MATERIAL PROVIDED:
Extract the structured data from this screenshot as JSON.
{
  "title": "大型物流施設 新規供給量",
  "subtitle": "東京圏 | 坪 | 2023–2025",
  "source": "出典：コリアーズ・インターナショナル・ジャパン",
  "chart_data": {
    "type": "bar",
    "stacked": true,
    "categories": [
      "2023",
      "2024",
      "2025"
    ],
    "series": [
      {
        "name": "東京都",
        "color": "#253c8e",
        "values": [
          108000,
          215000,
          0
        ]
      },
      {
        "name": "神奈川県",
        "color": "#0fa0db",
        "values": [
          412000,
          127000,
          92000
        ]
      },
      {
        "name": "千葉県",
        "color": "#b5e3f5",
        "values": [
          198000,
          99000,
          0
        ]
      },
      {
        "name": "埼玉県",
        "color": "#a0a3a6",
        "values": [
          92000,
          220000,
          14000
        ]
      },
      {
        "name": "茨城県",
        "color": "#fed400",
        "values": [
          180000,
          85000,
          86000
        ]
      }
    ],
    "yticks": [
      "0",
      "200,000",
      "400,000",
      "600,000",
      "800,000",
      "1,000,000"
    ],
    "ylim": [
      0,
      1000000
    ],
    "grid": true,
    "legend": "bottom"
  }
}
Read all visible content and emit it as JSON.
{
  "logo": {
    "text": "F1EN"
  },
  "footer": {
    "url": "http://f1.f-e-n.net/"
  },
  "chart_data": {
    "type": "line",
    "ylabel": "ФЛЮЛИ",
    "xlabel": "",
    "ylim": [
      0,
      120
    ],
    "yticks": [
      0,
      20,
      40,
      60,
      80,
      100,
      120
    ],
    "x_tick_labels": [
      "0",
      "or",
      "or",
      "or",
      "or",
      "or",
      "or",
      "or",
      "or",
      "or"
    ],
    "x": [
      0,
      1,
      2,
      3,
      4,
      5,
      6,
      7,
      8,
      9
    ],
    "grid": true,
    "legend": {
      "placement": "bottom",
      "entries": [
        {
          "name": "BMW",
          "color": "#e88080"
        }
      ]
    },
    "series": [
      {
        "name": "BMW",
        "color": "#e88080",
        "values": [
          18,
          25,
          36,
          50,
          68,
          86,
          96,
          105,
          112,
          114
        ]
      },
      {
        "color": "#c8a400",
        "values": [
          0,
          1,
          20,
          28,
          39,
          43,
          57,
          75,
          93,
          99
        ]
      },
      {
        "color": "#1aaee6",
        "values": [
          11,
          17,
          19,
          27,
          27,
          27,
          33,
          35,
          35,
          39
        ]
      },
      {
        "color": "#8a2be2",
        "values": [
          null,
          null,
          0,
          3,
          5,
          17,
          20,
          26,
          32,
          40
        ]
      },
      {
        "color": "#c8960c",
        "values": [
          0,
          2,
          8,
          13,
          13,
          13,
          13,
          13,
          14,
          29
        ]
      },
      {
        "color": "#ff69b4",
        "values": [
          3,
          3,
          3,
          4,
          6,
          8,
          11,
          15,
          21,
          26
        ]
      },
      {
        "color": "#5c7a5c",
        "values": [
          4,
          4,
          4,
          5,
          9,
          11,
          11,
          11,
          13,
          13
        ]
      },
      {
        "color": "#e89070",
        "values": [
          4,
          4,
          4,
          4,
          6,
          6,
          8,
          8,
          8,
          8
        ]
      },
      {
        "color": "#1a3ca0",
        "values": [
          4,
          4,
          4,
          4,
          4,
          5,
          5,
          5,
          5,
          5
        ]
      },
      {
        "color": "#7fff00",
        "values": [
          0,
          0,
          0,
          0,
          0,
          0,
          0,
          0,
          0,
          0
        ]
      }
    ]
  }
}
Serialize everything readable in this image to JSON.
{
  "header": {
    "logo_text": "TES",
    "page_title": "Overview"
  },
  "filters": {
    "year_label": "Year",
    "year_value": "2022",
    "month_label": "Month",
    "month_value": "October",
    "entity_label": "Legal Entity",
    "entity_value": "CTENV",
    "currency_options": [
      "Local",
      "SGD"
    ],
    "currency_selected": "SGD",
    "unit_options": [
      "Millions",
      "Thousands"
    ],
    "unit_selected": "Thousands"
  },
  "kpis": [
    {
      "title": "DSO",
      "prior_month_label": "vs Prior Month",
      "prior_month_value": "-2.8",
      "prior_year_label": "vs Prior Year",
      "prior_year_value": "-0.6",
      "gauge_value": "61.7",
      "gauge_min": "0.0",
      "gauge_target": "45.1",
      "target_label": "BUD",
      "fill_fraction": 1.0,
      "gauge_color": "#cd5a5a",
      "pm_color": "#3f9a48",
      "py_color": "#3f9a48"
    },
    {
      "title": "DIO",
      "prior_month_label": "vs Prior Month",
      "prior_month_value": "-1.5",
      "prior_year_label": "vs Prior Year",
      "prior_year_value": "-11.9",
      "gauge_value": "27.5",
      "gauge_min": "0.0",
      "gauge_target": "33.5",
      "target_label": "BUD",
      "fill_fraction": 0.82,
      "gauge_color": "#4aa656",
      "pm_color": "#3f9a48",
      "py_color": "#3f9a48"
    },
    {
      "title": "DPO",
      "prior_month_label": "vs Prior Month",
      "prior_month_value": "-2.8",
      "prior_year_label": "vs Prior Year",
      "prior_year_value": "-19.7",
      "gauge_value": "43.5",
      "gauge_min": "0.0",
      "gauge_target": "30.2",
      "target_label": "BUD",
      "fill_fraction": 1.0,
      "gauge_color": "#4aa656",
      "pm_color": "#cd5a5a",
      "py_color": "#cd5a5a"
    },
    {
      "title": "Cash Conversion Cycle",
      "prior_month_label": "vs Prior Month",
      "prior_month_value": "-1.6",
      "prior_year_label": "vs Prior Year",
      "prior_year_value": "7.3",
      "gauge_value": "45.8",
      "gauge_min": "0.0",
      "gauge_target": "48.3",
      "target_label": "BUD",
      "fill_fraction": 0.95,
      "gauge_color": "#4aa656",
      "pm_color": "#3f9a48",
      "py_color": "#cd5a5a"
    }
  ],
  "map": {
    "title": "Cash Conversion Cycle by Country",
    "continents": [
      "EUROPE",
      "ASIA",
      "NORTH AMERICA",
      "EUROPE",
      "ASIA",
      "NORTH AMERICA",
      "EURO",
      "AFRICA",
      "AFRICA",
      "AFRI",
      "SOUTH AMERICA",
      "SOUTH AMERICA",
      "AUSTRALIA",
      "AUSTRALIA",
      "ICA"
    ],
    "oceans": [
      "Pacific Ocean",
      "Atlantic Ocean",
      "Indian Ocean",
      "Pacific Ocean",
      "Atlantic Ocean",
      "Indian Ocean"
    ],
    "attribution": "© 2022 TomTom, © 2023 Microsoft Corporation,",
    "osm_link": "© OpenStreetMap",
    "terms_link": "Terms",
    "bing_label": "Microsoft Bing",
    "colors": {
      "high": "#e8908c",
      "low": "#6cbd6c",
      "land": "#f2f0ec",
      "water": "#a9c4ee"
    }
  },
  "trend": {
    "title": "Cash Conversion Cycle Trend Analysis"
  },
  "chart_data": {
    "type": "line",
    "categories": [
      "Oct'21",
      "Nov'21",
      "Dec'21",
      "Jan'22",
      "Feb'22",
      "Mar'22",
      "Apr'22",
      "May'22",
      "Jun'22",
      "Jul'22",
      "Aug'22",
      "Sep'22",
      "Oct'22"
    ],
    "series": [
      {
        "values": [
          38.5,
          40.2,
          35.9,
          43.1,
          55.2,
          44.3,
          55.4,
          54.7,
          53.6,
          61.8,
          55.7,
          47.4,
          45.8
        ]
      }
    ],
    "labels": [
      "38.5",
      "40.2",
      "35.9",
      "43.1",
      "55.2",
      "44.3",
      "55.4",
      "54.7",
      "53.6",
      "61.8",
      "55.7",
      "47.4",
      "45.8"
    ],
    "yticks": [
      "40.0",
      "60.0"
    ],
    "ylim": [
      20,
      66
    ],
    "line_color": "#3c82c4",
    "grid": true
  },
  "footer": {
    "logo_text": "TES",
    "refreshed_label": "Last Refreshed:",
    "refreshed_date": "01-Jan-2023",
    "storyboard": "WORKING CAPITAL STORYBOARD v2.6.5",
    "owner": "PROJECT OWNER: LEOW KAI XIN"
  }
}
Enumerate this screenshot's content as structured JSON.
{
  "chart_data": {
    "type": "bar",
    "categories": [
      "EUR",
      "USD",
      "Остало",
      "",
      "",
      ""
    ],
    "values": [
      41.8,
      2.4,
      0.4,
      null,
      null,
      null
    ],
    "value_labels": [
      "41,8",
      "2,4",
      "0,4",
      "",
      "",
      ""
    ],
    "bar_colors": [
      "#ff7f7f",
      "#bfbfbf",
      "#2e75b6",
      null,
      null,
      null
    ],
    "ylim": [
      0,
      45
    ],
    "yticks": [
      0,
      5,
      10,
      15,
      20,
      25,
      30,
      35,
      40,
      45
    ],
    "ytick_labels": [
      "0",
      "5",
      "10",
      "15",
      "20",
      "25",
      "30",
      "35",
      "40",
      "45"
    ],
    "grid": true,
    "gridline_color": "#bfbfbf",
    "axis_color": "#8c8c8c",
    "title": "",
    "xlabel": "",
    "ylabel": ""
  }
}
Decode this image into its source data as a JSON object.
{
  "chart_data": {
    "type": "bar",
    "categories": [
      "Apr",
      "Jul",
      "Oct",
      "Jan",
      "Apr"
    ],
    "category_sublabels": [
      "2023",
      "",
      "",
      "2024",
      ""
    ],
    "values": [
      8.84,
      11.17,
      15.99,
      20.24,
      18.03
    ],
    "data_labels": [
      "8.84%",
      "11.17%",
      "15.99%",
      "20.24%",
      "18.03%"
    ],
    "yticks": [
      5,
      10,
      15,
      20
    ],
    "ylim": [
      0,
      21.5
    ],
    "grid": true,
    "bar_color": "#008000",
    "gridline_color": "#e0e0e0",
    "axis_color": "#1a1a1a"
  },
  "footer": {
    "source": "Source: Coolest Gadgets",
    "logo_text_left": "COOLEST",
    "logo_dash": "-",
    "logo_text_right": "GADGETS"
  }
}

DIRECTIONS FOR THIS TASK: Scan the data for the word "Conversion" and copy every line where it shows up.

REPLY TO THE EXERCISE:
      "title": "Cash Conversion Cycle",
    "title": "Cash Conversion Cycle by Country",
    "title": "Cash Conversion Cycle Trend Analysis"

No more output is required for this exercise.